Dataset extract:
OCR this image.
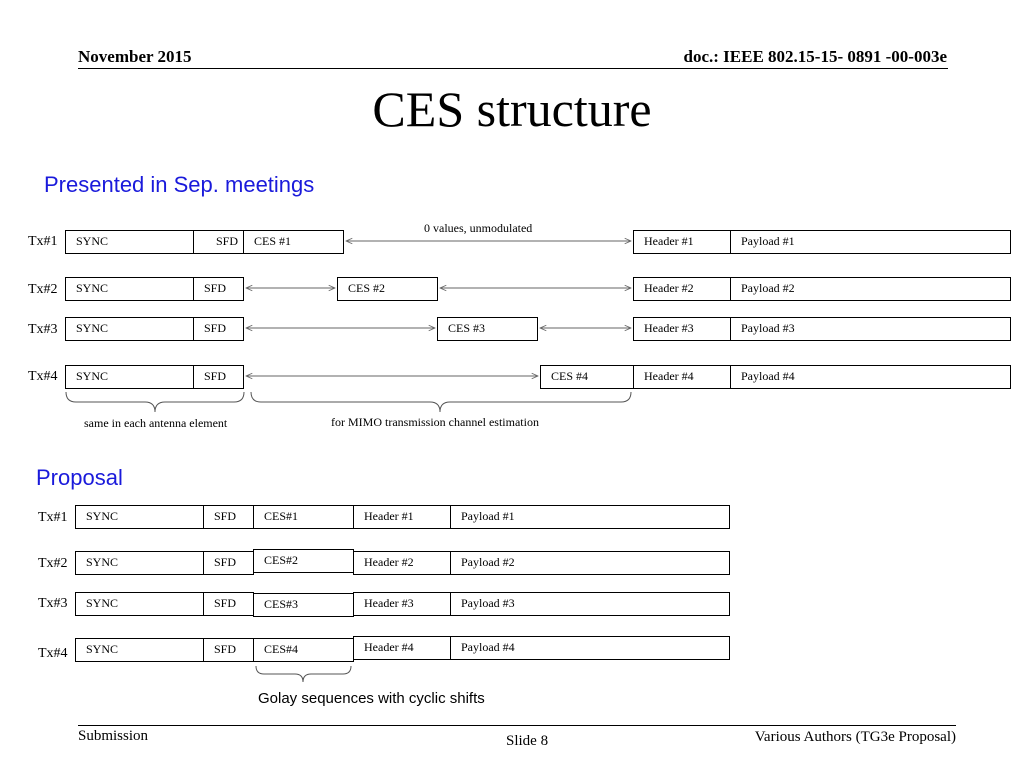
November 2015	doc.: IEEE 802.15-15- 0891 -00-003e
CES structure
Presented in Sep. meetings
0 values, unmodulated
Tx#1	SYNC	SFD	CES #1	Header #1	Payload #1
Tx#2	SYNC	SFD	CES #2	Header #2	Payload #2
Tx#3	SYNC	SFD	CES #3	Header #3	Payload #3
Tx#4	SYNC	SFD	CES #4	Header #4	Payload #4
same in each antenna element	for MIMO transmission channel estimation
Proposal
Tx#1	SYNC	SFD	CES#1	Header #1	Payload #1
Tx#2	SYNC	SFD	CES#2	Header #2	Payload #2
Tx#3	SYNC	SFD	CES#3	Header #3	Payload #3
Tx#4	SYNC	SFD	CES#4	Header #4	Payload #4
Golay sequences with cyclic shifts
Submission	Slide 8	Various Authors (TG3e Proposal)
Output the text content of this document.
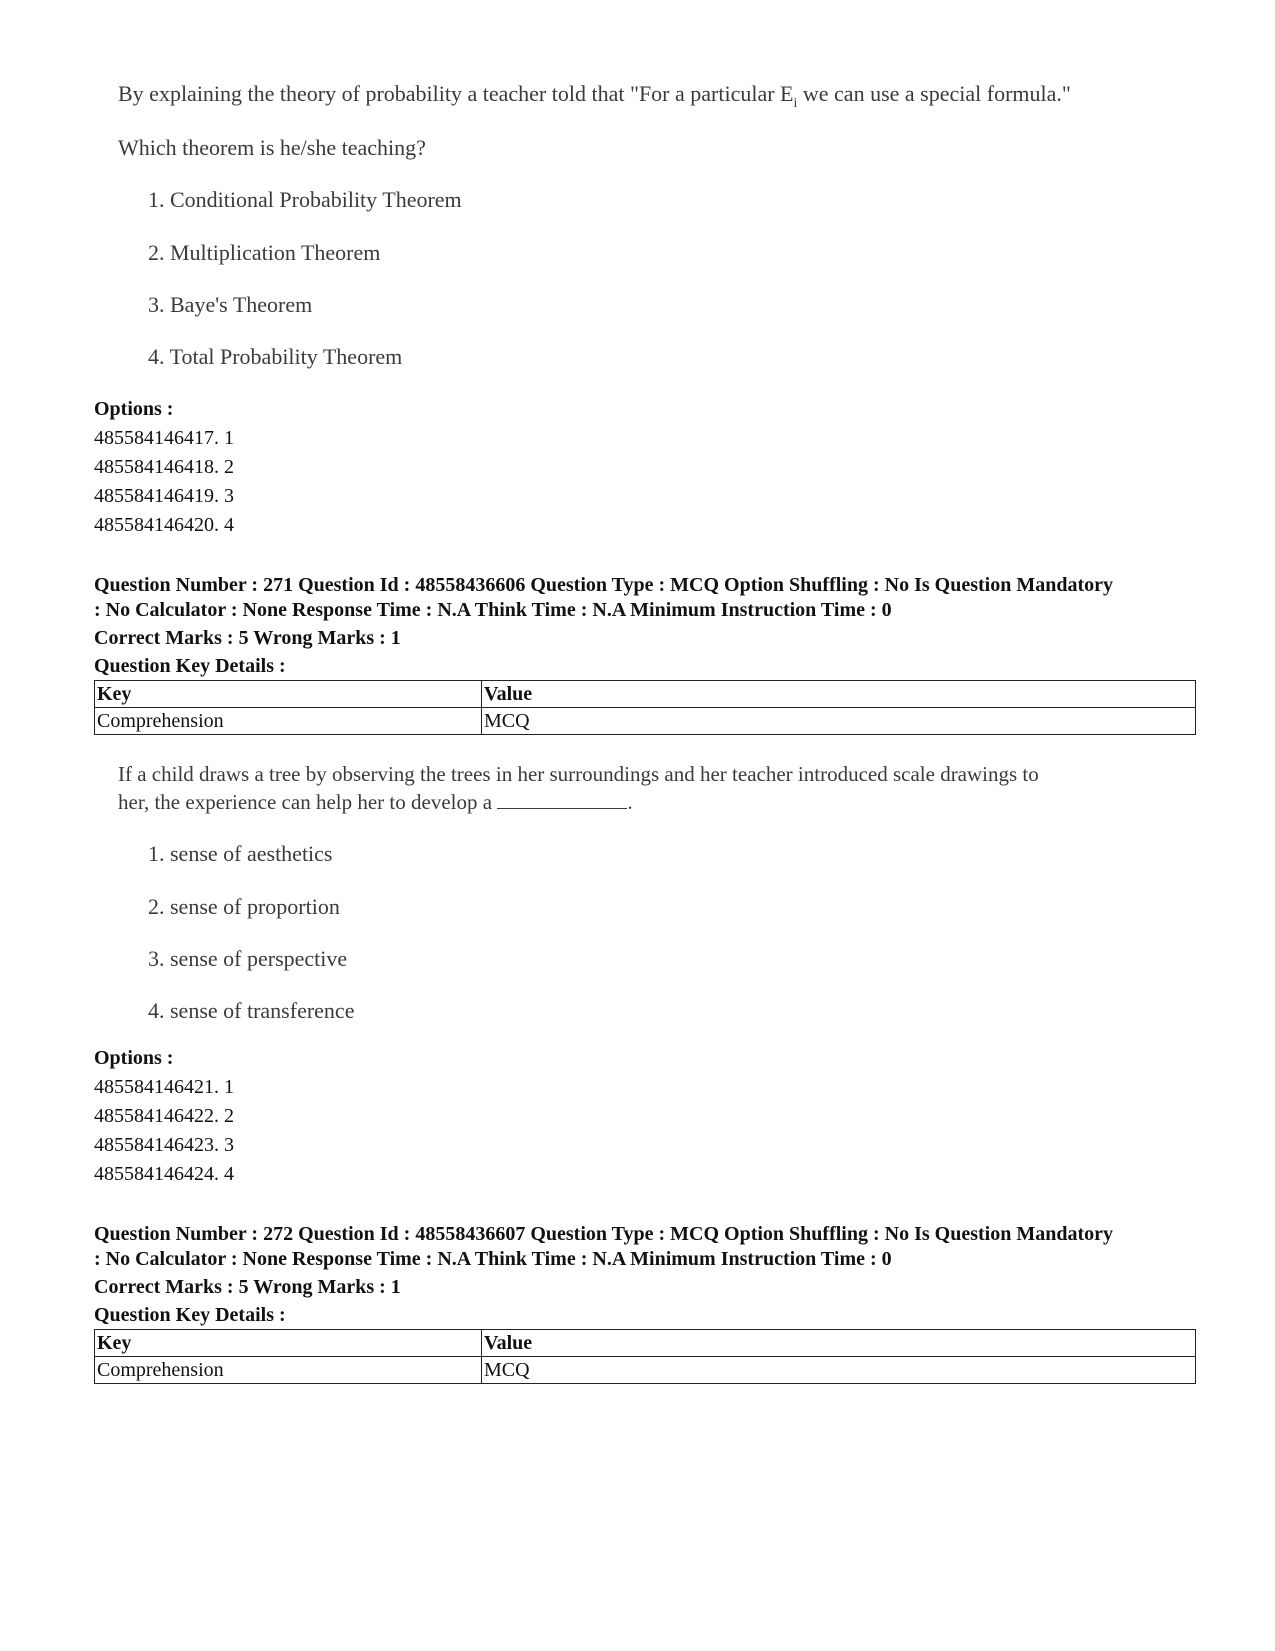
By explaining the theory of probability a teacher told that "For a particular $E_i$ we can use a special formula."
Which theorem is he/she teaching?
1. Conditional Probability Theorem
2. Multiplication Theorem
3. Baye's Theorem
4. Total Probability Theorem
Options :
485584146417. 1
485584146418. 2
485584146419. 3
485584146420. 4
Question Number : 271 Question Id : 48558436606 Question Type : MCQ Option Shuffling : No Is Question Mandatory
: No Calculator : None Response Time : N.A Think Time : N.A Minimum Instruction Time : 0
Correct Marks : 5 Wrong Marks : 1
Question Key Details :
Key	Value
Comprehension	MCQ
If a child draws a tree by observing the trees in her surroundings and her teacher introduced scale drawings to
her, the experience can help her to develop a	.
1. sense of aesthetics
2. sense of proportion
3. sense of perspective
4. sense of transference
Options :
485584146421. 1
485584146422. 2
485584146423. 3
485584146424. 4
Question Number : 272 Question Id : 48558436607 Question Type : MCQ Option Shuffling : No Is Question Mandatory
: No Calculator : None Response Time : N.A Think Time : N.A Minimum Instruction Time : 0
Correct Marks : 5 Wrong Marks : 1
Question Key Details :
Key	Value
Comprehension	MCQ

To be done: Set down the records in full and exactly. Do not carry over any image.

Exercise solution:
OCR this image.
November 2015	doc.: IEEE 802.15-15- 0891 -00-003e
CES structure
Presented in Sep. meetings
0 values, unmodulated
Tx#1	SYNC	SFD	CES #1	Header #1	Payload #1
Tx#2	SYNC	SFD	CES #2	Header #2	Payload #2
Tx#3	SYNC	SFD	CES #3	Header #3	Payload #3
Tx#4	SYNC	SFD	CES #4	Header #4	Payload #4
same in each antenna element	for MIMO transmission channel estimation
Proposal
Tx#1	SYNC	SFD	CES#1	Header #1	Payload #1
Tx#2	SYNC	SFD	CES#2	Header #2	Payload #2
Tx#3	SYNC	SFD	CES#3	Header #3	Payload #3
Tx#4	SYNC	SFD	CES#4	Header #4	Payload #4
Golay sequences with cyclic shifts
Submission	Slide 8	Various Authors (TG3e Proposal)
Output the text content of this document.
By explaining the theory of probability a teacher told that "For a particular $E_i$ we can use a special formula."
Which theorem is he/she teaching?
1. Conditional Probability Theorem
2. Multiplication Theorem
3. Baye's Theorem
4. Total Probability Theorem
Options :
485584146417. 1
485584146418. 2
485584146419. 3
485584146420. 4
Question Number : 271 Question Id : 48558436606 Question Type : MCQ Option Shuffling : No Is Question Mandatory
: No Calculator : None Response Time : N.A Think Time : N.A Minimum Instruction Time : 0
Correct Marks : 5 Wrong Marks : 1
Question Key Details :
Key	Value
Comprehension	MCQ
If a child draws a tree by observing the trees in her surroundings and her teacher introduced scale drawings to
her, the experience can help her to develop a	.
1. sense of aesthetics
2. sense of proportion
3. sense of perspective
4. sense of transference
Options :
485584146421. 1
485584146422. 2
485584146423. 3
485584146424. 4
Question Number : 272 Question Id : 48558436607 Question Type : MCQ Option Shuffling : No Is Question Mandatory
: No Calculator : None Response Time : N.A Think Time : N.A Minimum Instruction Time : 0
Correct Marks : 5 Wrong Marks : 1
Question Key Details :
Key	Value
Comprehension	MCQ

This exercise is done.